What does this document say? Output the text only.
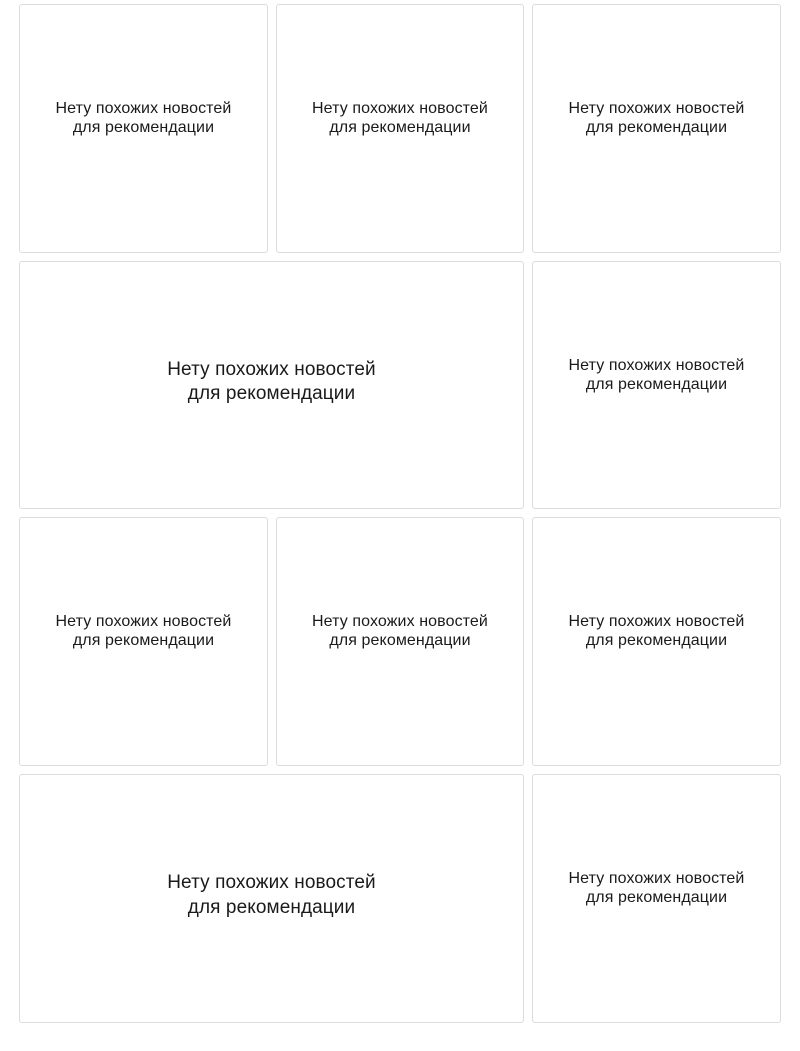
Нету похожих новостей
для рекомендации
Нету похожих новостей
для рекомендации
Нету похожих новостей
для рекомендации
Нету похожих новостей
для рекомендации
Нету похожих новостей
для рекомендации
Нету похожих новостей
для рекомендации
Нету похожих новостей
для рекомендации
Нету похожих новостей
для рекомендации
Нету похожих новостей
для рекомендации
Нету похожих новостей
для рекомендации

Challenge – In the copy, include all records verbatim but no images.

Task result –
What does this document say? Output the text only.
Нету похожих новостей
для рекомендации
Нету похожих новостей
для рекомендации
Нету похожих новостей
для рекомендации
Нету похожих новостей
для рекомендации
Нету похожих новостей
для рекомендации
Нету похожих новостей
для рекомендации
Нету похожих новостей
для рекомендации
Нету похожих новостей
для рекомендации
Нету похожих новостей
для рекомендации
Нету похожих новостей
для рекомендации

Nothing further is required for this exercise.